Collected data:
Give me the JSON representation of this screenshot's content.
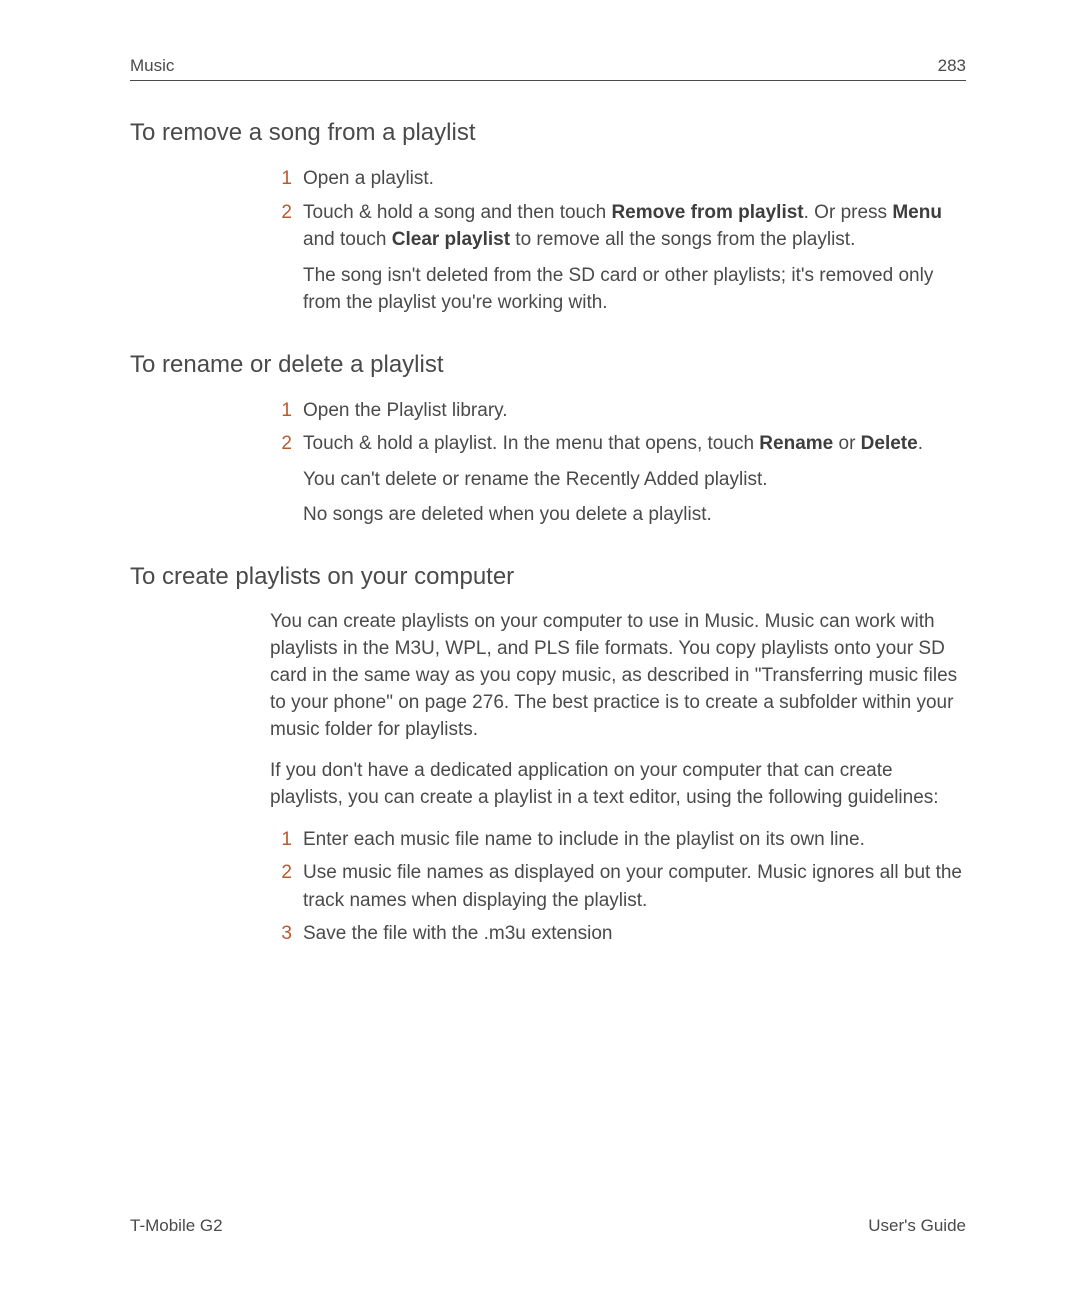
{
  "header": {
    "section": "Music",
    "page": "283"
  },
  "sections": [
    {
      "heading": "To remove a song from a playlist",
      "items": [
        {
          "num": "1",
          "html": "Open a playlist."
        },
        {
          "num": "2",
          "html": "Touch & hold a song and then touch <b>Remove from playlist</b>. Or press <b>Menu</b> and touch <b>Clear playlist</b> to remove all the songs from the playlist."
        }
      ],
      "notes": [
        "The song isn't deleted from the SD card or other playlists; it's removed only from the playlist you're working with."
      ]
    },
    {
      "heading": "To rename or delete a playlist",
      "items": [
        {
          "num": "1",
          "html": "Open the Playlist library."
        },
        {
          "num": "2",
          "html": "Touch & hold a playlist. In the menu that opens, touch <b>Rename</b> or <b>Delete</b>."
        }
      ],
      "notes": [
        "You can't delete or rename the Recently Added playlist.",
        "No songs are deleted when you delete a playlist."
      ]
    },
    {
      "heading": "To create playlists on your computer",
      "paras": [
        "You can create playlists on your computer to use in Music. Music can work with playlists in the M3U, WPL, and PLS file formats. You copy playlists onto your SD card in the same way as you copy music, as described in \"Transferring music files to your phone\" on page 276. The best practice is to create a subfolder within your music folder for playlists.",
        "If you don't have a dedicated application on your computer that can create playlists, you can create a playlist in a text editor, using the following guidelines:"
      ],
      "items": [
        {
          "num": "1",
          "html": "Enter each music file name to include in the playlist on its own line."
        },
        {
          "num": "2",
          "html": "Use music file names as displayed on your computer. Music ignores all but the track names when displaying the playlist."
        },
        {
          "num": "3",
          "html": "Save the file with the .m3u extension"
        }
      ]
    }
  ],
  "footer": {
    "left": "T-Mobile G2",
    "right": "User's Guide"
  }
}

● **DESCRIPTION OF THE TASK**:
Retype each entry precisely. Skip images entirely.

● **TASK RESPONSE**:
Give me the JSON representation of this screenshot's content.
{
  "header": {
    "section": "Music",
    "page": "283"
  },
  "sections": [
    {
      "heading": "To remove a song from a playlist",
      "items": [
        {
          "num": "1",
          "html": "Open a playlist."
        },
        {
          "num": "2",
          "html": "Touch & hold a song and then touch <b>Remove from playlist</b>. Or press <b>Menu</b> and touch <b>Clear playlist</b> to remove all the songs from the playlist."
        }
      ],
      "notes": [
        "The song isn't deleted from the SD card or other playlists; it's removed only from the playlist you're working with."
      ]
    },
    {
      "heading": "To rename or delete a playlist",
      "items": [
        {
          "num": "1",
          "html": "Open the Playlist library."
        },
        {
          "num": "2",
          "html": "Touch & hold a playlist. In the menu that opens, touch <b>Rename</b> or <b>Delete</b>."
        }
      ],
      "notes": [
        "You can't delete or rename the Recently Added playlist.",
        "No songs are deleted when you delete a playlist."
      ]
    },
    {
      "heading": "To create playlists on your computer",
      "paras": [
        "You can create playlists on your computer to use in Music. Music can work with playlists in the M3U, WPL, and PLS file formats. You copy playlists onto your SD card in the same way as you copy music, as described in \"Transferring music files to your phone\" on page 276. The best practice is to create a subfolder within your music folder for playlists.",
        "If you don't have a dedicated application on your computer that can create playlists, you can create a playlist in a text editor, using the following guidelines:"
      ],
      "items": [
        {
          "num": "1",
          "html": "Enter each music file name to include in the playlist on its own line."
        },
        {
          "num": "2",
          "html": "Use music file names as displayed on your computer. Music ignores all but the track names when displaying the playlist."
        },
        {
          "num": "3",
          "html": "Save the file with the .m3u extension"
        }
      ]
    }
  ],
  "footer": {
    "left": "T-Mobile G2",
    "right": "User's Guide"
  }
}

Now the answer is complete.